Below is a block of records; return all of them exactly, but without the images.

▶ [PROVIDED ENTRIES]:
::::::::::
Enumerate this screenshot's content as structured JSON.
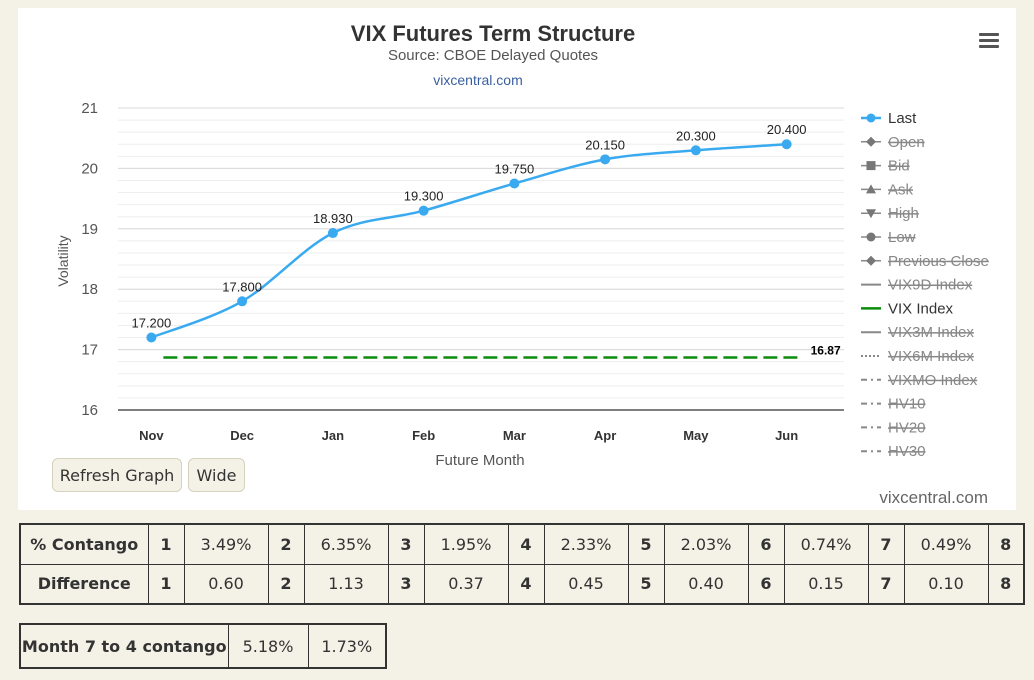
{
  "chart_data": {
    "type": "line",
    "title": "VIX Futures Term Structure",
    "subtitle": "Source: CBOE Delayed Quotes",
    "credit_top": "vixcentral.com",
    "xlabel": "Future Month",
    "ylabel": "Volatility",
    "categories": [
      "Nov",
      "Dec",
      "Jan",
      "Feb",
      "Mar",
      "Apr",
      "May",
      "Jun"
    ],
    "ylim": [
      16,
      21
    ],
    "yticks": [
      "16",
      "17",
      "18",
      "19",
      "20",
      "21"
    ],
    "grid": true,
    "legend_position": "right",
    "series": [
      {
        "name": "Last",
        "values": [
          17.2,
          17.8,
          18.93,
          19.3,
          19.75,
          20.15,
          20.3,
          20.4
        ],
        "labels": [
          "17.200",
          "17.800",
          "18.930",
          "19.300",
          "19.750",
          "20.150",
          "20.300",
          "20.400"
        ],
        "color": "#3aaaf0"
      },
      {
        "name": "VIX Index",
        "value": 16.87,
        "label": "16.87",
        "color": "#0b8c0b"
      }
    ],
    "legend": [
      {
        "name": "Last",
        "symbol": "circle",
        "active": true
      },
      {
        "name": "Open",
        "symbol": "diamond",
        "active": false
      },
      {
        "name": "Bid",
        "symbol": "square",
        "active": false
      },
      {
        "name": "Ask",
        "symbol": "triangle",
        "active": false
      },
      {
        "name": "High",
        "symbol": "triangle-down",
        "active": false
      },
      {
        "name": "Low",
        "symbol": "circle",
        "active": false
      },
      {
        "name": "Previous Close",
        "symbol": "diamond",
        "active": false
      },
      {
        "name": "VIX9D Index",
        "symbol": "line",
        "active": false
      },
      {
        "name": "VIX Index",
        "symbol": "line-green",
        "active": true
      },
      {
        "name": "VIX3M Index",
        "symbol": "line",
        "active": false
      },
      {
        "name": "VIX6M Index",
        "symbol": "dotted",
        "active": false
      },
      {
        "name": "VIXMO Index",
        "symbol": "dashdot",
        "active": false
      },
      {
        "name": "HV10",
        "symbol": "dashdot",
        "active": false
      },
      {
        "name": "HV20",
        "symbol": "dashdot",
        "active": false
      },
      {
        "name": "HV30",
        "symbol": "dashdot",
        "active": false
      }
    ]
  },
  "menu_icon": "hamburger-menu-icon",
  "buttons": {
    "refresh": "Refresh Graph",
    "wide": "Wide"
  },
  "watermark": "vixcentral.com",
  "contango_table": {
    "row1_label": "% Contango",
    "row1": [
      {
        "n": "1",
        "v": "3.49%"
      },
      {
        "n": "2",
        "v": "6.35%"
      },
      {
        "n": "3",
        "v": "1.95%"
      },
      {
        "n": "4",
        "v": "2.33%"
      },
      {
        "n": "5",
        "v": "2.03%"
      },
      {
        "n": "6",
        "v": "0.74%"
      },
      {
        "n": "7",
        "v": "0.49%"
      },
      {
        "n": "8",
        "v": ""
      }
    ],
    "row2_label": "Difference",
    "row2": [
      {
        "n": "1",
        "v": "0.60"
      },
      {
        "n": "2",
        "v": "1.13"
      },
      {
        "n": "3",
        "v": "0.37"
      },
      {
        "n": "4",
        "v": "0.45"
      },
      {
        "n": "5",
        "v": "0.40"
      },
      {
        "n": "6",
        "v": "0.15"
      },
      {
        "n": "7",
        "v": "0.10"
      },
      {
        "n": "8",
        "v": ""
      }
    ]
  },
  "month_table": {
    "label": "Month 7 to 4 contango",
    "v1": "5.18%",
    "v2": "1.73%"
  }
}
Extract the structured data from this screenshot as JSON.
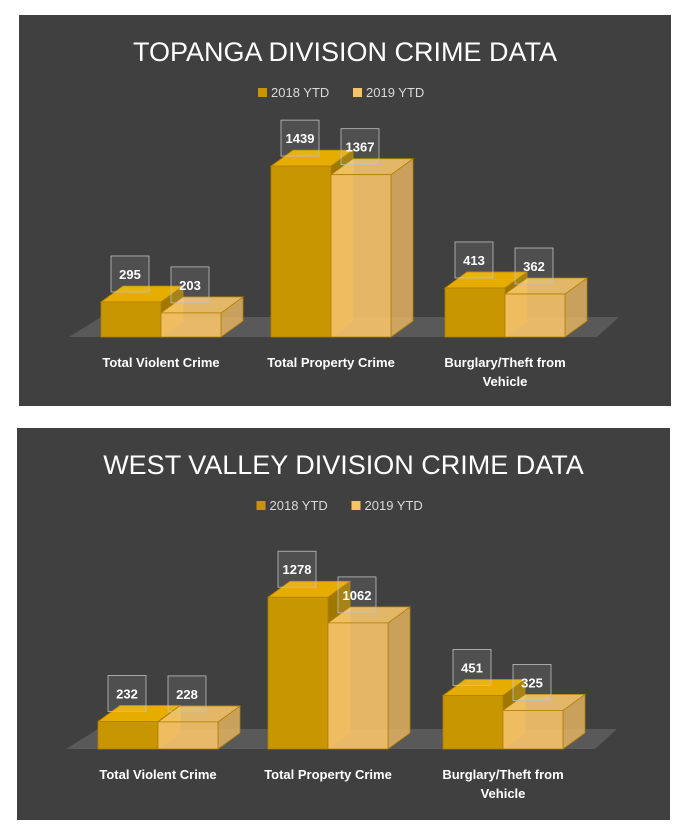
::::::::::
▶ [SOLVED EXERCISE]:
Enumerate this screenshot's content as structured JSON.
{
  "chart_data": {
    "type": "line",
    "title": "VIX Futures Term Structure",
    "subtitle": "Source: CBOE Delayed Quotes",
    "credit_top": "vixcentral.com",
    "xlabel": "Future Month",
    "ylabel": "Volatility",
    "categories": [
      "Nov",
      "Dec",
      "Jan",
      "Feb",
      "Mar",
      "Apr",
      "May",
      "Jun"
    ],
    "ylim": [
      16,
      21
    ],
    "yticks": [
      "16",
      "17",
      "18",
      "19",
      "20",
      "21"
    ],
    "grid": true,
    "legend_position": "right",
    "series": [
      {
        "name": "Last",
        "values": [
          17.2,
          17.8,
          18.93,
          19.3,
          19.75,
          20.15,
          20.3,
          20.4
        ],
        "labels": [
          "17.200",
          "17.800",
          "18.930",
          "19.300",
          "19.750",
          "20.150",
          "20.300",
          "20.400"
        ],
        "color": "#3aaaf0"
      },
      {
        "name": "VIX Index",
        "value": 16.87,
        "label": "16.87",
        "color": "#0b8c0b"
      }
    ],
    "legend": [
      {
        "name": "Last",
        "symbol": "circle",
        "active": true
      },
      {
        "name": "Open",
        "symbol": "diamond",
        "active": false
      },
      {
        "name": "Bid",
        "symbol": "square",
        "active": false
      },
      {
        "name": "Ask",
        "symbol": "triangle",
        "active": false
      },
      {
        "name": "High",
        "symbol": "triangle-down",
        "active": false
      },
      {
        "name": "Low",
        "symbol": "circle",
        "active": false
      },
      {
        "name": "Previous Close",
        "symbol": "diamond",
        "active": false
      },
      {
        "name": "VIX9D Index",
        "symbol": "line",
        "active": false
      },
      {
        "name": "VIX Index",
        "symbol": "line-green",
        "active": true
      },
      {
        "name": "VIX3M Index",
        "symbol": "line",
        "active": false
      },
      {
        "name": "VIX6M Index",
        "symbol": "dotted",
        "active": false
      },
      {
        "name": "VIXMO Index",
        "symbol": "dashdot",
        "active": false
      },
      {
        "name": "HV10",
        "symbol": "dashdot",
        "active": false
      },
      {
        "name": "HV20",
        "symbol": "dashdot",
        "active": false
      },
      {
        "name": "HV30",
        "symbol": "dashdot",
        "active": false
      }
    ]
  },
  "menu_icon": "hamburger-menu-icon",
  "buttons": {
    "refresh": "Refresh Graph",
    "wide": "Wide"
  },
  "watermark": "vixcentral.com",
  "contango_table": {
    "row1_label": "% Contango",
    "row1": [
      {
        "n": "1",
        "v": "3.49%"
      },
      {
        "n": "2",
        "v": "6.35%"
      },
      {
        "n": "3",
        "v": "1.95%"
      },
      {
        "n": "4",
        "v": "2.33%"
      },
      {
        "n": "5",
        "v": "2.03%"
      },
      {
        "n": "6",
        "v": "0.74%"
      },
      {
        "n": "7",
        "v": "0.49%"
      },
      {
        "n": "8",
        "v": ""
      }
    ],
    "row2_label": "Difference",
    "row2": [
      {
        "n": "1",
        "v": "0.60"
      },
      {
        "n": "2",
        "v": "1.13"
      },
      {
        "n": "3",
        "v": "0.37"
      },
      {
        "n": "4",
        "v": "0.45"
      },
      {
        "n": "5",
        "v": "0.40"
      },
      {
        "n": "6",
        "v": "0.15"
      },
      {
        "n": "7",
        "v": "0.10"
      },
      {
        "n": "8",
        "v": ""
      }
    ]
  },
  "month_table": {
    "label": "Month 7 to 4 contango",
    "v1": "5.18%",
    "v2": "1.73%"
  }
}
Extract the structured data from this screenshot as JSON.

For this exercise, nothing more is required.